TEXTO DE LECTURA:
# USOS PRINCIPALES DEL AGUA > Energía >  2016, el año en el que la inversión en eólica batió en Europa su máximo histórico

## termopar

Para el que las matemáticas no sean lo suyo o no se quiera enterar....12.500 MW en un año son como 12 centrales nucleares al año en potencia, o dos centrales y media al año en cuanto a energía total. Casi ná!




> *
> 2016, el año en el que la inversión en eólica batió en Europa su máximo histórico*
> 
> Jueves, 09 de febrero de 2017
> 
> Europa añadió el año pasado 12.500 megavatios de potencia a su parque eólico continental. Lo hizo gracias a una inversión global de 27.500 millones de euros, la mayor jamás registrada en un ejercicio. En concreto, fueron casi 11.000 los megavatios instalados sobre tierra firme y algo más de 1.500 los puestos en marcha mar adentro. Esos son algunos de los datos que incluye el Balance 2016 que acaba de hacer público WindEurope, la asociación patronal eólica europea.
> 
> Más de la mitad de la nueva potencia eléctrica instalada en 2016 en Europa tenía... palas. Porque más de la mitad (concretamente el 51%) de la nueva capacidad de generación de electricidad nos llegó en forma de aerogeneradores: 10.923 megavatios terrestres y 1.567 marinos. Así las cosas, el Viejo Continente ha llegado al 31 de diciembre de 2016 con una potencia eólica acumulada de 153.700 megavatios (153,7 gigavatios, GW): 141,1 gigas terrestres y 12,6 gigas marinos. Con toda esa potencia, Europa ha sido capaz de cubrir el 10,4% de la demanda eléctrica global europea en 2016. El 17% de la potencia eléctrica europea total es ya eólica.

DATOS LISTADOS:
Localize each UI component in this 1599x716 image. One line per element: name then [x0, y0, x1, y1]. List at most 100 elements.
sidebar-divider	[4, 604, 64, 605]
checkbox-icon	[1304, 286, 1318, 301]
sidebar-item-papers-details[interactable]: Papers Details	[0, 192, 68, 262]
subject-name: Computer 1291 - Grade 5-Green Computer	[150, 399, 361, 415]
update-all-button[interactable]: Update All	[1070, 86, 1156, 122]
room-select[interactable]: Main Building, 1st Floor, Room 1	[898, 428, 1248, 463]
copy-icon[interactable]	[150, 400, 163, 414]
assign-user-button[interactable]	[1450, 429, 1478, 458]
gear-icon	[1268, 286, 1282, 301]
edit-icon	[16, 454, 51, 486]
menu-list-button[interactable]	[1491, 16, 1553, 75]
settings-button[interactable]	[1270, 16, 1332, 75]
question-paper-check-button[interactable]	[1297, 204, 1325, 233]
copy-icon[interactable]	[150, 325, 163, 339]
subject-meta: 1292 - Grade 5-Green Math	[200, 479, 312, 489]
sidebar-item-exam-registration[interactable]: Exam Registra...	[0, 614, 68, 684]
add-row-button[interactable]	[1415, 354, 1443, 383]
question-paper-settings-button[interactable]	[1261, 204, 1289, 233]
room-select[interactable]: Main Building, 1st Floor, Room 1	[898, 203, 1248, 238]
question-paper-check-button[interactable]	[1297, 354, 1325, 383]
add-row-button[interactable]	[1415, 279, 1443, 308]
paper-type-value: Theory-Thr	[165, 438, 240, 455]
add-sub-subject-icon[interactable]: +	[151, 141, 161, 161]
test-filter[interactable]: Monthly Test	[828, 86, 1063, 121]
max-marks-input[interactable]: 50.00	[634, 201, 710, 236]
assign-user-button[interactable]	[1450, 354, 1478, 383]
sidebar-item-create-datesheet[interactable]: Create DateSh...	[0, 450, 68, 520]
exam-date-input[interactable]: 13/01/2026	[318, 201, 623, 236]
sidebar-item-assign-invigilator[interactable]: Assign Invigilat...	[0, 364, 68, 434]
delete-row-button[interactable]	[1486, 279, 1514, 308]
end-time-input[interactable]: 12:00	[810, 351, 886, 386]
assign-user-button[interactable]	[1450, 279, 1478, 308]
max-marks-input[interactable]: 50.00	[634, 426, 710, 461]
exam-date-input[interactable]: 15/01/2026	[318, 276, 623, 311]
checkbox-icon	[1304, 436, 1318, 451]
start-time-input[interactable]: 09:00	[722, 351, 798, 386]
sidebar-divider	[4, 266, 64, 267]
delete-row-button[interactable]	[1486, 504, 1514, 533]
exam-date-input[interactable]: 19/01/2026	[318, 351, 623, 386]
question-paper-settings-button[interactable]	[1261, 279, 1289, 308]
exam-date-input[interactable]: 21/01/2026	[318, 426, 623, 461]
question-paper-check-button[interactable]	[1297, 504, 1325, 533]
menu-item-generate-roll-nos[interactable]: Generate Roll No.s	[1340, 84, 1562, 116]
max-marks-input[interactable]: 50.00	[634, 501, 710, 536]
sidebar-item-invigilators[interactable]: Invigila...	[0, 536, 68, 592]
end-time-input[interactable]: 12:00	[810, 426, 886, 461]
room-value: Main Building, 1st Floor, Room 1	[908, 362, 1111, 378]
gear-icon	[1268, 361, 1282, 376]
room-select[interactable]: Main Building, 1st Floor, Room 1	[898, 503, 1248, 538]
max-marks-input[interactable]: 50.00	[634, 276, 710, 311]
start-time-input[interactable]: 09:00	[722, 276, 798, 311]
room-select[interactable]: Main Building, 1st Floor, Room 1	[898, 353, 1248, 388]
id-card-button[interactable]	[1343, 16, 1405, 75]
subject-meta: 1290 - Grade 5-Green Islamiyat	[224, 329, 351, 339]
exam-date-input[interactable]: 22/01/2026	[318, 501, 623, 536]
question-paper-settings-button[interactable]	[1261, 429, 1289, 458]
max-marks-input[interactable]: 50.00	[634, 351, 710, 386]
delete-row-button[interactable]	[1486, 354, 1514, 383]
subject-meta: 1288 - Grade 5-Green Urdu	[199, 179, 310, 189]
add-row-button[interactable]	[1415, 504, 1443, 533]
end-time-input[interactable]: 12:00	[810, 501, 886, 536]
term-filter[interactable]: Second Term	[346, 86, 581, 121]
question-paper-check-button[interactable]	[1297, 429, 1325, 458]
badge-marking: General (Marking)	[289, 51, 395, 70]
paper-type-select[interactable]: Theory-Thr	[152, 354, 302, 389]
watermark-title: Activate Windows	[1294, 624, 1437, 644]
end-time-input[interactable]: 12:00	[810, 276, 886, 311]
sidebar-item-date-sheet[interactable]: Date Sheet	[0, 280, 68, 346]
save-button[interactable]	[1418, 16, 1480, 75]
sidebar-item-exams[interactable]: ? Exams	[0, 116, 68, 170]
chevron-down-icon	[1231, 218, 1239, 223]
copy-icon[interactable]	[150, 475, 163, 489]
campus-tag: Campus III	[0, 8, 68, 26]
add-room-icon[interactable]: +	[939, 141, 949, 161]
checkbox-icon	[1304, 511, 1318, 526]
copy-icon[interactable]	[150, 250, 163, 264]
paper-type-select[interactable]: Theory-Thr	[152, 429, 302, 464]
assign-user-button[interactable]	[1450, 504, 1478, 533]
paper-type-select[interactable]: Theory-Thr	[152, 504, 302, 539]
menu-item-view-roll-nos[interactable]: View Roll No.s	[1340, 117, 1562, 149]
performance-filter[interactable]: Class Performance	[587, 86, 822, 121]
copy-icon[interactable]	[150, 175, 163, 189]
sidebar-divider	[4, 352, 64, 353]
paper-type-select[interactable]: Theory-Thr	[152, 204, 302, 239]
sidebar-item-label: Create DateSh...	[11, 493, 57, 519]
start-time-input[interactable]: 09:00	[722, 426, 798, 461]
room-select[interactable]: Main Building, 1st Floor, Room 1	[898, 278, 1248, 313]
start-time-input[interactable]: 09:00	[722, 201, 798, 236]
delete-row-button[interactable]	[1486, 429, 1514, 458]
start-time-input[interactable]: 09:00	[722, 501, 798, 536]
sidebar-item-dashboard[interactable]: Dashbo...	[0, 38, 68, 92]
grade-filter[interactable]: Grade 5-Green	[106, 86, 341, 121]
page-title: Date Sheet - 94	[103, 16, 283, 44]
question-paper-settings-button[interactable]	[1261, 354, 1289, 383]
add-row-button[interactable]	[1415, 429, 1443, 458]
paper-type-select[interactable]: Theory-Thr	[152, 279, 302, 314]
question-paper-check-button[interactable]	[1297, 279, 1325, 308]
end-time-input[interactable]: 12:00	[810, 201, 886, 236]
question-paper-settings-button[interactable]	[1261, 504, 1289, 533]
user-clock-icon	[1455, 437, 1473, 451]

LO QUE SE PIDE:
Reproduce literalmente, por favor, el fragmento del texto sobre la energía eólica en Europa que empieza en las palabras "# USOS PRINCIPALES" y acaba después de "total. Casi ná!".

TAREA RESUELTA:
# USOS PRINCIPALES DEL AGUA > Energía >  2016, el año en el que la inversión en eólica batió en Europa su máximo histórico

## termopar

Para el que las matemáticas no sean lo suyo o no se quiera enterar....12.500 MW en un año son como 12 centrales nucleares al año en potencia, o dos centrales y media al año en cuanto a energía total. Casi ná!